**Your task**
Repeat the material below word for word and leave out all pictures.

Data excerpts
==============================

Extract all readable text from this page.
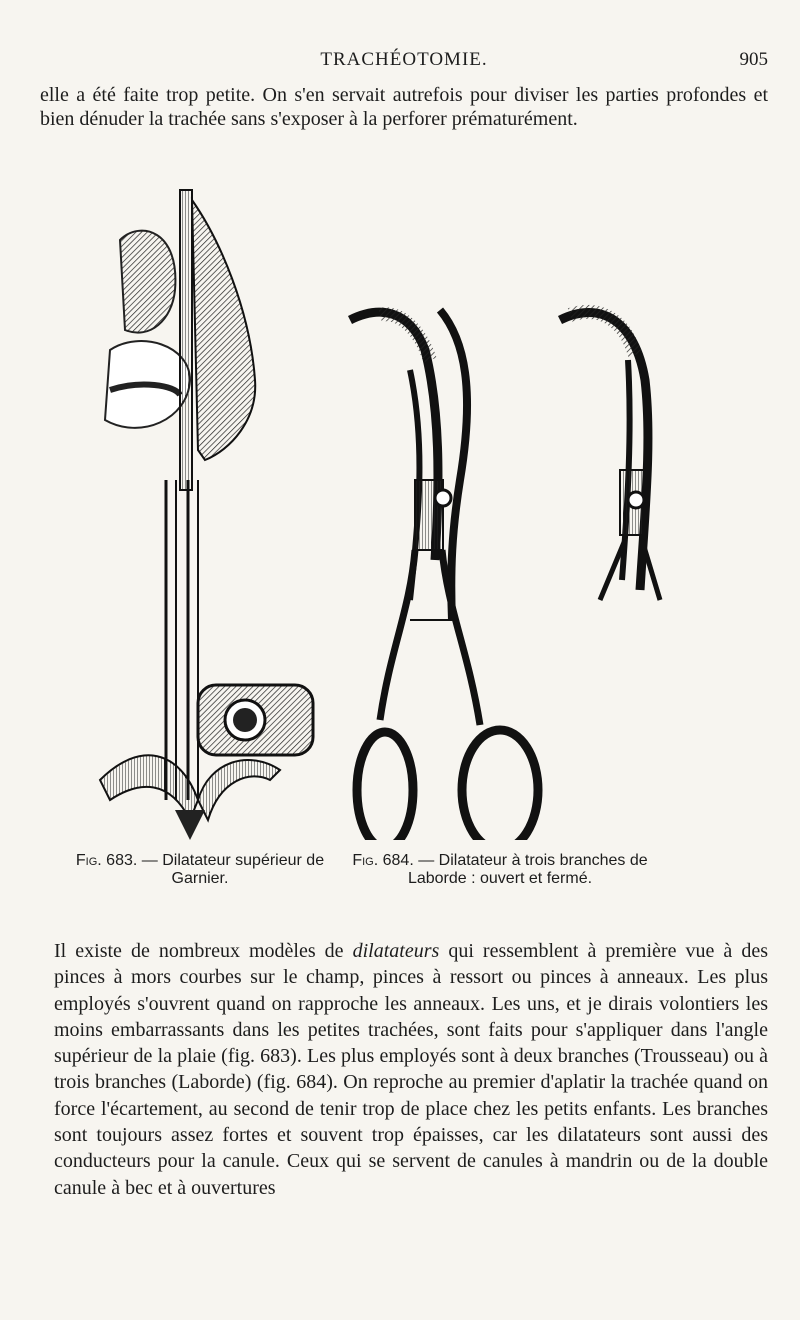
TRACHÉOTOMIE.	905

elle a été faite trop petite. On s'en servait autrefois pour diviser les parties profondes et bien dénuder la trachée sans s'exposer à la perforer prématurément.

Fig. 683. — Dilatateur supérieur de Garnier.
Fig. 684. — Dilatateur à trois branches de Laborde : ouvert et fermé.

Il existe de nombreux modèles de dilatateurs qui ressemblent à première vue à des pinces à mors courbes sur le champ, pinces à ressort ou pinces à anneaux. Les plus employés s'ouvrent quand on rapproche les anneaux. Les uns, et je dirais volontiers les moins embarrassants dans les petites trachées, sont faits pour s'appliquer dans l'angle supérieur de la plaie (fig. 683). Les plus employés sont à deux branches (Trousseau) ou à trois branches (Laborde) (fig. 684). On reproche au premier d'aplatir la trachée quand on force l'écartement, au second de tenir trop de place chez les petits enfants. Les branches sont toujours assez fortes et souvent trop épaisses, car les dilatateurs sont aussi des conducteurs pour la canule. Ceux qui se servent de canules à mandrin ou de la double canule à bec et à ouvertures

==============================

**Task solution**
Extract all readable text from this page.
TRACHÉOTOMIE.	905

elle a été faite trop petite. On s'en servait autrefois pour diviser les parties profondes et bien dénuder la trachée sans s'exposer à la perforer prématurément.

Fig. 683. — Dilatateur supérieur de Garnier.
Fig. 684. — Dilatateur à trois branches de Laborde : ouvert et fermé.

Il existe de nombreux modèles de dilatateurs qui ressemblent à première vue à des pinces à mors courbes sur le champ, pinces à ressort ou pinces à anneaux. Les plus employés s'ouvrent quand on rapproche les anneaux. Les uns, et je dirais volontiers les moins embarrassants dans les petites trachées, sont faits pour s'appliquer dans l'angle supérieur de la plaie (fig. 683). Les plus employés sont à deux branches (Trousseau) ou à trois branches (Laborde) (fig. 684). On reproche au premier d'aplatir la trachée quand on force l'écartement, au second de tenir trop de place chez les petits enfants. Les branches sont toujours assez fortes et souvent trop épaisses, car les dilatateurs sont aussi des conducteurs pour la canule. Ceux qui se servent de canules à mandrin ou de la double canule à bec et à ouvertures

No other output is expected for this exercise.